— BEGIN —

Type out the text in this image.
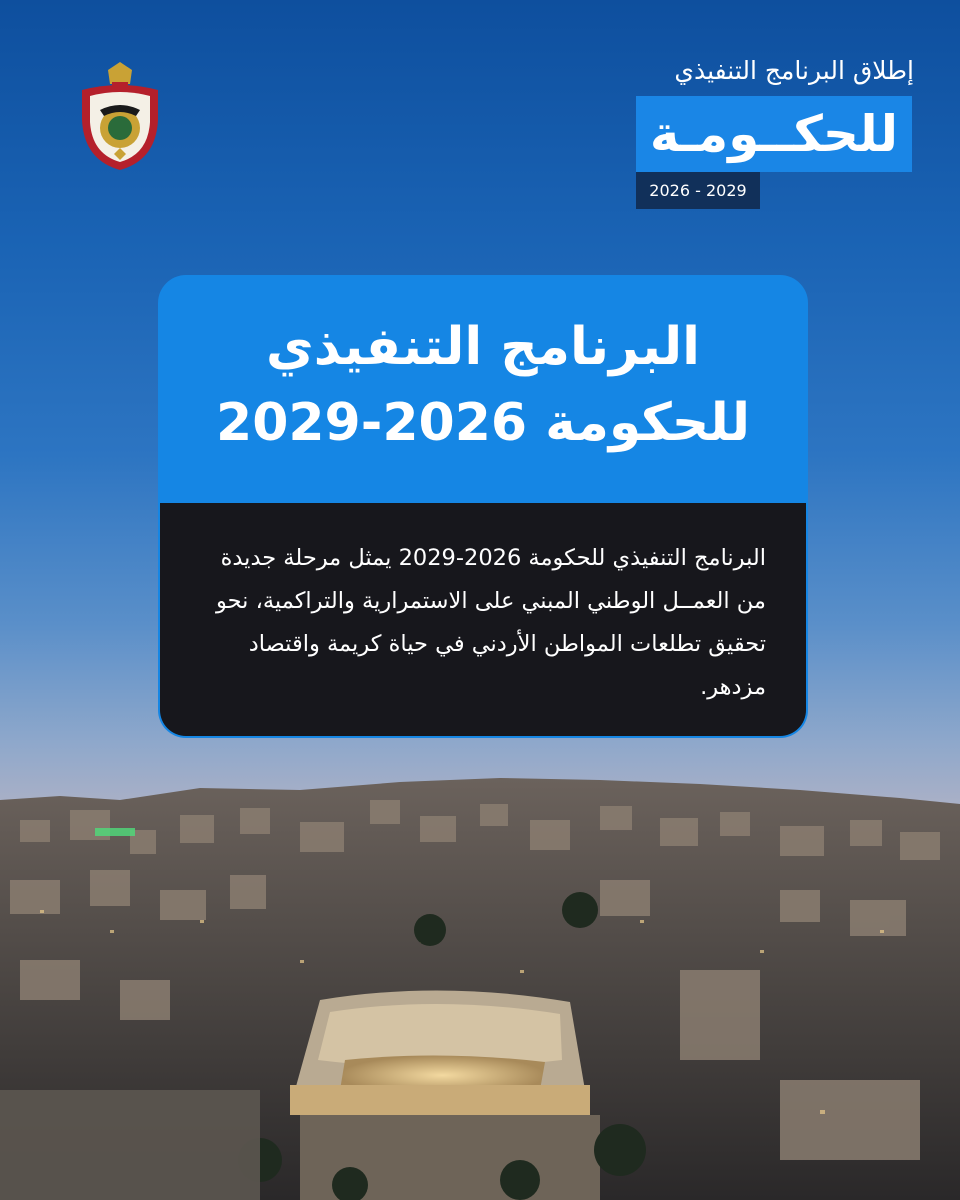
إطلاق البرنامج التنفيذي
للحكــومـة
2026 - 2029
البرنامج التنفيذي
للحكومة 2026-2029
البرنامج التنفيذي للحكومة 2026-2029 يمثل مرحلة جديدة من العمــل الوطني المبني على الاستمرارية والتراكمية، نحو تحقيق تطلعات المواطن الأردني في حياة كريمة واقتصاد مزدهر.
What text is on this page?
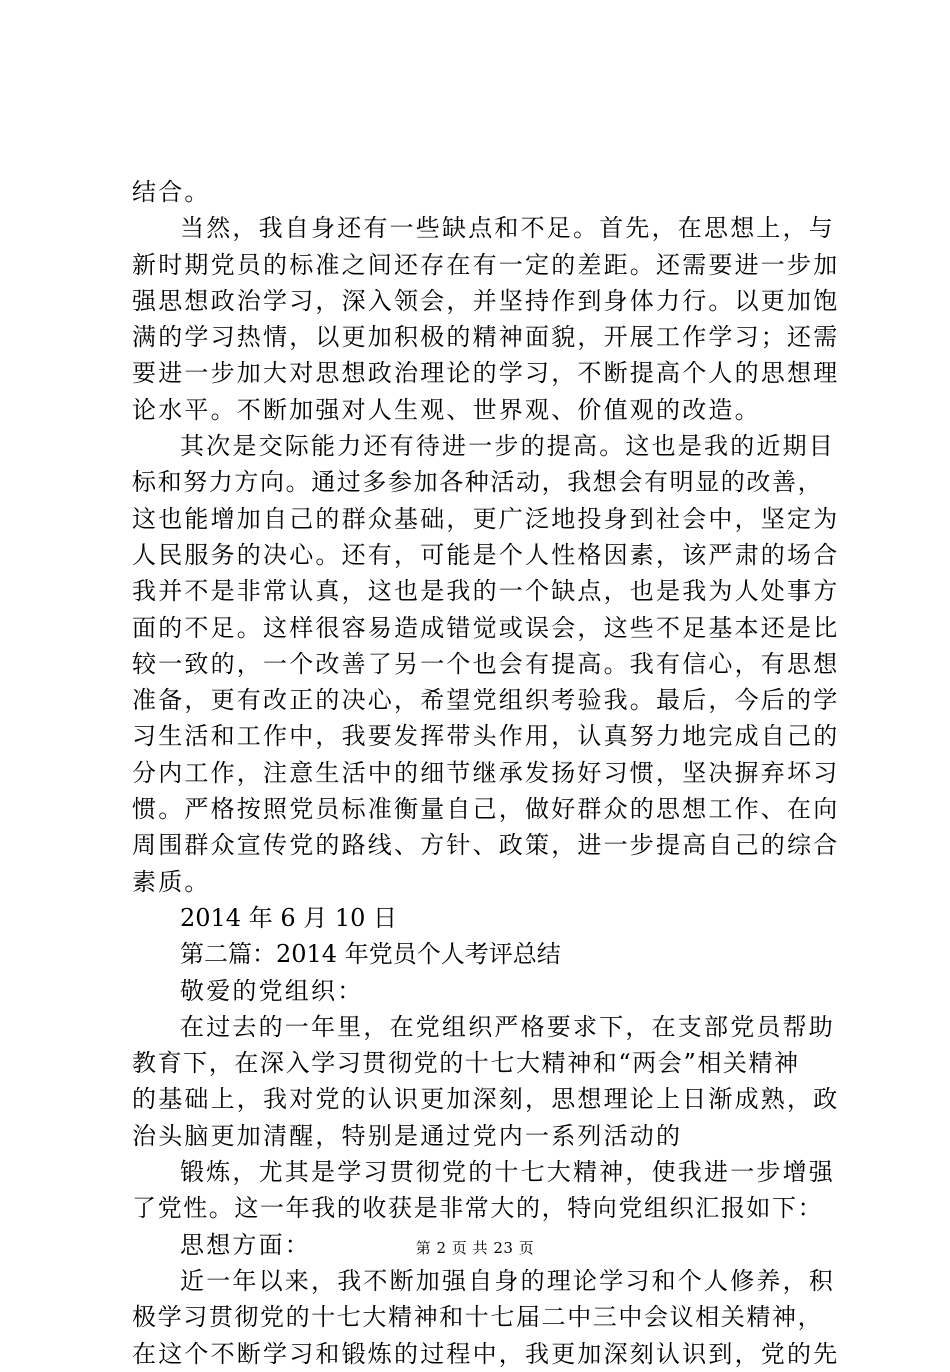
结合。
当然，我自身还有一些缺点和不足。首先，在思想上，与
新时期党员的标准之间还存在有一定的差距。还需要进一步加
强思想政治学习，深入领会，并坚持作到身体力行。以更加饱
满的学习热情，以更加积极的精神面貌，开展工作学习；还需
要进一步加大对思想政治理论的学习，不断提高个人的思想理
论水平。不断加强对人生观、世界观、价值观的改造。
其次是交际能力还有待进一步的提高。这也是我的近期目
标和努力方向。通过多参加各种活动，我想会有明显的改善，
这也能增加自己的群众基础，更广泛地投身到社会中，坚定为
人民服务的决心。还有，可能是个人性格因素，该严肃的场合
我并不是非常认真，这也是我的一个缺点，也是我为人处事方
面的不足。这样很容易造成错觉或误会，这些不足基本还是比
较一致的，一个改善了另一个也会有提高。我有信心，有思想
准备，更有改正的决心，希望党组织考验我。最后，今后的学
习生活和工作中，我要发挥带头作用，认真努力地完成自己的
分内工作，注意生活中的细节继承发扬好习惯，坚决摒弃坏习
惯。严格按照党员标准衡量自己，做好群众的思想工作、在向
周围群众宣传党的路线、方针、政策，进一步提高自己的综合
素质。
2014 年 6 月 10 日
第二篇：2014 年党员个人考评总结
敬爱的党组织：
在过去的一年里，在党组织严格要求下，在支部党员帮助
教育下，在深入学习贯彻党的十七大精神和“两会”相关精神
的基础上，我对党的认识更加深刻，思想理论上日渐成熟，政
治头脑更加清醒，特别是通过党内一系列活动的
锻炼，尤其是学习贯彻党的十七大精神，使我进一步增强
了党性。这一年我的收获是非常大的，特向党组织汇报如下：
思想方面：
近一年以来，我不断加强自身的理论学习和个人修养，积
极学习贯彻党的十七大精神和十七届二中三中会议相关精神，
在这个不断学习和锻炼的过程中，我更加深刻认识到，党的先
第 2 页 共 23 页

— END —

◆ What is being asked: Look for the word "البرنامج" and return every line where it occurs.

◆ Worked answer:
إطلاق البرنامج التنفيذي
البرنامج التنفيذي
البرنامج التنفيذي للحكومة 2026-2029 يمثل مرحلة جديدة من العمــل الوطني المبني على الاستمرارية والتراكمية، نحو تحقيق تطلعات المواطن الأردني في حياة كريمة واقتصاد مزدهر.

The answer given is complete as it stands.